**Task goal:**
Write out the listing below without alteration, omitting its pictures.

**Material for this exercise:**

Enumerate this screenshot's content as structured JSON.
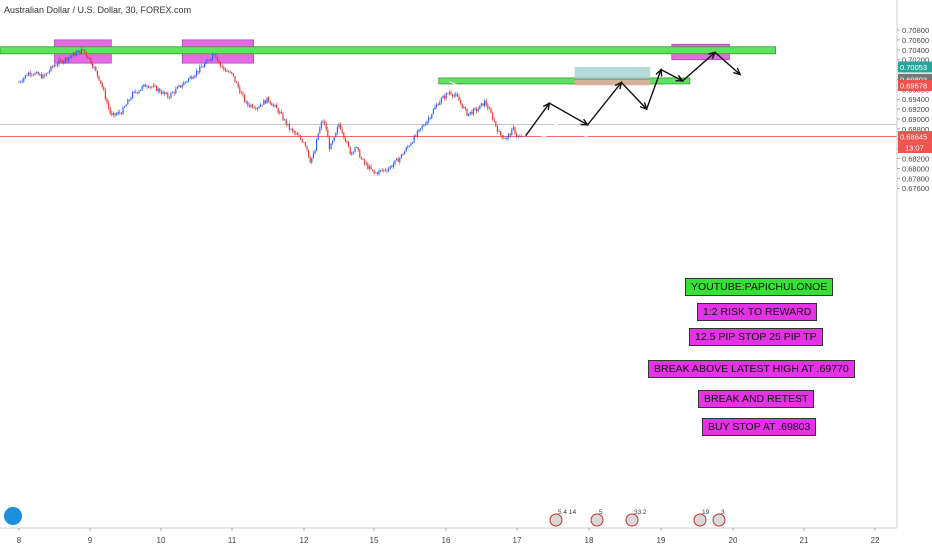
{
  "chart_title": "Australian Dollar / U.S. Dollar, 30, FOREX.com",
  "chart_data": {
    "type": "candlestick",
    "x_ticks": [
      "8",
      "9",
      "10",
      "11",
      "12",
      "15",
      "16",
      "17",
      "18",
      "19",
      "20",
      "21",
      "22"
    ],
    "y_ticks": [
      "0.70800",
      "0.70600",
      "0.70400",
      "0.70200",
      "0.70000",
      "0.69800",
      "0.69600",
      "0.69400",
      "0.69200",
      "0.69000",
      "0.68800",
      "0.68600",
      "0.68400",
      "0.68200",
      "0.68000",
      "0.67800",
      "0.67600"
    ],
    "ylim": [
      0.6757,
      0.7093
    ],
    "price_tags": [
      {
        "label": "0.70053",
        "value": 0.70053,
        "color": "#26a69a"
      },
      {
        "label": "0.69803",
        "value": 0.69803,
        "color": "#777777"
      },
      {
        "label": "0.69678",
        "value": 0.69678,
        "color": "#ef5350"
      },
      {
        "label": "0.68645",
        "value": 0.68645,
        "color": "#ef5350"
      }
    ],
    "countdown": "13:07",
    "current_price": 0.68645,
    "resistance_levels": [
      0.704,
      0.6977
    ],
    "gray_level": 0.6889,
    "entry": 0.69803,
    "stop": 0.69678,
    "target": 0.70053,
    "price_path": [
      {
        "day": 8.0,
        "price": 0.6975
      },
      {
        "day": 8.15,
        "price": 0.6995
      },
      {
        "day": 8.35,
        "price": 0.6985
      },
      {
        "day": 8.5,
        "price": 0.701
      },
      {
        "day": 8.7,
        "price": 0.7025
      },
      {
        "day": 8.9,
        "price": 0.704
      },
      {
        "day": 9.0,
        "price": 0.702
      },
      {
        "day": 9.15,
        "price": 0.6975
      },
      {
        "day": 9.3,
        "price": 0.6905
      },
      {
        "day": 9.45,
        "price": 0.6915
      },
      {
        "day": 9.6,
        "price": 0.695
      },
      {
        "day": 9.8,
        "price": 0.697
      },
      {
        "day": 9.95,
        "price": 0.696
      },
      {
        "day": 10.1,
        "price": 0.6945
      },
      {
        "day": 10.3,
        "price": 0.697
      },
      {
        "day": 10.5,
        "price": 0.6995
      },
      {
        "day": 10.65,
        "price": 0.7015
      },
      {
        "day": 10.75,
        "price": 0.7035
      },
      {
        "day": 10.85,
        "price": 0.7005
      },
      {
        "day": 11.0,
        "price": 0.699
      },
      {
        "day": 11.1,
        "price": 0.696
      },
      {
        "day": 11.2,
        "price": 0.693
      },
      {
        "day": 11.35,
        "price": 0.6925
      },
      {
        "day": 11.5,
        "price": 0.694
      },
      {
        "day": 11.65,
        "price": 0.6915
      },
      {
        "day": 11.8,
        "price": 0.688
      },
      {
        "day": 11.95,
        "price": 0.686
      },
      {
        "day": 12.1,
        "price": 0.6845
      },
      {
        "day": 12.25,
        "price": 0.6815
      },
      {
        "day": 12.45,
        "price": 0.683
      },
      {
        "day": 12.6,
        "price": 0.687
      },
      {
        "day": 12.8,
        "price": 0.6898
      },
      {
        "day": 12.95,
        "price": 0.688
      },
      {
        "day": 13.1,
        "price": 0.684
      },
      {
        "day": 13.3,
        "price": 0.686
      },
      {
        "day": 13.5,
        "price": 0.689
      },
      {
        "day": 13.65,
        "price": 0.6875
      },
      {
        "day": 13.8,
        "price": 0.6855
      },
      {
        "day": 14.0,
        "price": 0.683
      },
      {
        "day": 14.2,
        "price": 0.6845
      },
      {
        "day": 14.5,
        "price": 0.6815
      },
      {
        "day": 14.8,
        "price": 0.68
      },
      {
        "day": 15.0,
        "price": 0.679
      },
      {
        "day": 15.2,
        "price": 0.68
      },
      {
        "day": 15.35,
        "price": 0.682
      },
      {
        "day": 15.55,
        "price": 0.686
      },
      {
        "day": 15.75,
        "price": 0.69
      },
      {
        "day": 15.9,
        "price": 0.6935
      },
      {
        "day": 16.05,
        "price": 0.6955
      },
      {
        "day": 16.15,
        "price": 0.6945
      },
      {
        "day": 16.3,
        "price": 0.691
      },
      {
        "day": 16.45,
        "price": 0.692
      },
      {
        "day": 16.55,
        "price": 0.6935
      },
      {
        "day": 16.65,
        "price": 0.6905
      },
      {
        "day": 16.75,
        "price": 0.687
      },
      {
        "day": 16.85,
        "price": 0.686
      },
      {
        "day": 16.95,
        "price": 0.688
      },
      {
        "day": 17.0,
        "price": 0.6865
      },
      {
        "day": 17.08,
        "price": 0.6862
      }
    ],
    "annotations": [
      "YOUTUBE:PAPICHULONOE",
      "1:2 RISK TO REWARD",
      "12.5 PIP STOP 25 PIP TP",
      "BREAK ABOVE LATEST HIGH AT .69770",
      "BREAK AND RETEST",
      "BUY STOP AT .69803"
    ],
    "event_badges": [
      "5 4 14",
      "5",
      "33 2",
      "19",
      "3"
    ]
  },
  "colors": {
    "up_candle": "#2962ff",
    "down_candle": "#e53935",
    "support_zone": "#5fe25f",
    "supply_box": "#e35be3",
    "target_zone": "#9fcfcd",
    "stop_zone": "#f2a9a5",
    "note_green": "#33e233",
    "note_magenta": "#e433e4"
  }
}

**Solution to this task:**
Enumerate this screenshot's content as structured JSON.
{
  "chart_title": "Australian Dollar / U.S. Dollar, 30, FOREX.com",
  "chart_data": {
    "type": "candlestick",
    "x_ticks": [
      "8",
      "9",
      "10",
      "11",
      "12",
      "15",
      "16",
      "17",
      "18",
      "19",
      "20",
      "21",
      "22"
    ],
    "y_ticks": [
      "0.70800",
      "0.70600",
      "0.70400",
      "0.70200",
      "0.70000",
      "0.69800",
      "0.69600",
      "0.69400",
      "0.69200",
      "0.69000",
      "0.68800",
      "0.68600",
      "0.68400",
      "0.68200",
      "0.68000",
      "0.67800",
      "0.67600"
    ],
    "ylim": [
      0.6757,
      0.7093
    ],
    "price_tags": [
      {
        "label": "0.70053",
        "value": 0.70053,
        "color": "#26a69a"
      },
      {
        "label": "0.69803",
        "value": 0.69803,
        "color": "#777777"
      },
      {
        "label": "0.69678",
        "value": 0.69678,
        "color": "#ef5350"
      },
      {
        "label": "0.68645",
        "value": 0.68645,
        "color": "#ef5350"
      }
    ],
    "countdown": "13:07",
    "current_price": 0.68645,
    "resistance_levels": [
      0.704,
      0.6977
    ],
    "gray_level": 0.6889,
    "entry": 0.69803,
    "stop": 0.69678,
    "target": 0.70053,
    "price_path": [
      {
        "day": 8.0,
        "price": 0.6975
      },
      {
        "day": 8.15,
        "price": 0.6995
      },
      {
        "day": 8.35,
        "price": 0.6985
      },
      {
        "day": 8.5,
        "price": 0.701
      },
      {
        "day": 8.7,
        "price": 0.7025
      },
      {
        "day": 8.9,
        "price": 0.704
      },
      {
        "day": 9.0,
        "price": 0.702
      },
      {
        "day": 9.15,
        "price": 0.6975
      },
      {
        "day": 9.3,
        "price": 0.6905
      },
      {
        "day": 9.45,
        "price": 0.6915
      },
      {
        "day": 9.6,
        "price": 0.695
      },
      {
        "day": 9.8,
        "price": 0.697
      },
      {
        "day": 9.95,
        "price": 0.696
      },
      {
        "day": 10.1,
        "price": 0.6945
      },
      {
        "day": 10.3,
        "price": 0.697
      },
      {
        "day": 10.5,
        "price": 0.6995
      },
      {
        "day": 10.65,
        "price": 0.7015
      },
      {
        "day": 10.75,
        "price": 0.7035
      },
      {
        "day": 10.85,
        "price": 0.7005
      },
      {
        "day": 11.0,
        "price": 0.699
      },
      {
        "day": 11.1,
        "price": 0.696
      },
      {
        "day": 11.2,
        "price": 0.693
      },
      {
        "day": 11.35,
        "price": 0.6925
      },
      {
        "day": 11.5,
        "price": 0.694
      },
      {
        "day": 11.65,
        "price": 0.6915
      },
      {
        "day": 11.8,
        "price": 0.688
      },
      {
        "day": 11.95,
        "price": 0.686
      },
      {
        "day": 12.1,
        "price": 0.6845
      },
      {
        "day": 12.25,
        "price": 0.6815
      },
      {
        "day": 12.45,
        "price": 0.683
      },
      {
        "day": 12.6,
        "price": 0.687
      },
      {
        "day": 12.8,
        "price": 0.6898
      },
      {
        "day": 12.95,
        "price": 0.688
      },
      {
        "day": 13.1,
        "price": 0.684
      },
      {
        "day": 13.3,
        "price": 0.686
      },
      {
        "day": 13.5,
        "price": 0.689
      },
      {
        "day": 13.65,
        "price": 0.6875
      },
      {
        "day": 13.8,
        "price": 0.6855
      },
      {
        "day": 14.0,
        "price": 0.683
      },
      {
        "day": 14.2,
        "price": 0.6845
      },
      {
        "day": 14.5,
        "price": 0.6815
      },
      {
        "day": 14.8,
        "price": 0.68
      },
      {
        "day": 15.0,
        "price": 0.679
      },
      {
        "day": 15.2,
        "price": 0.68
      },
      {
        "day": 15.35,
        "price": 0.682
      },
      {
        "day": 15.55,
        "price": 0.686
      },
      {
        "day": 15.75,
        "price": 0.69
      },
      {
        "day": 15.9,
        "price": 0.6935
      },
      {
        "day": 16.05,
        "price": 0.6955
      },
      {
        "day": 16.15,
        "price": 0.6945
      },
      {
        "day": 16.3,
        "price": 0.691
      },
      {
        "day": 16.45,
        "price": 0.692
      },
      {
        "day": 16.55,
        "price": 0.6935
      },
      {
        "day": 16.65,
        "price": 0.6905
      },
      {
        "day": 16.75,
        "price": 0.687
      },
      {
        "day": 16.85,
        "price": 0.686
      },
      {
        "day": 16.95,
        "price": 0.688
      },
      {
        "day": 17.0,
        "price": 0.6865
      },
      {
        "day": 17.08,
        "price": 0.6862
      }
    ],
    "annotations": [
      "YOUTUBE:PAPICHULONOE",
      "1:2 RISK TO REWARD",
      "12.5 PIP STOP 25 PIP TP",
      "BREAK ABOVE LATEST HIGH AT .69770",
      "BREAK AND RETEST",
      "BUY STOP AT .69803"
    ],
    "event_badges": [
      "5 4 14",
      "5",
      "33 2",
      "19",
      "3"
    ]
  },
  "colors": {
    "up_candle": "#2962ff",
    "down_candle": "#e53935",
    "support_zone": "#5fe25f",
    "supply_box": "#e35be3",
    "target_zone": "#9fcfcd",
    "stop_zone": "#f2a9a5",
    "note_green": "#33e233",
    "note_magenta": "#e433e4"
  }
}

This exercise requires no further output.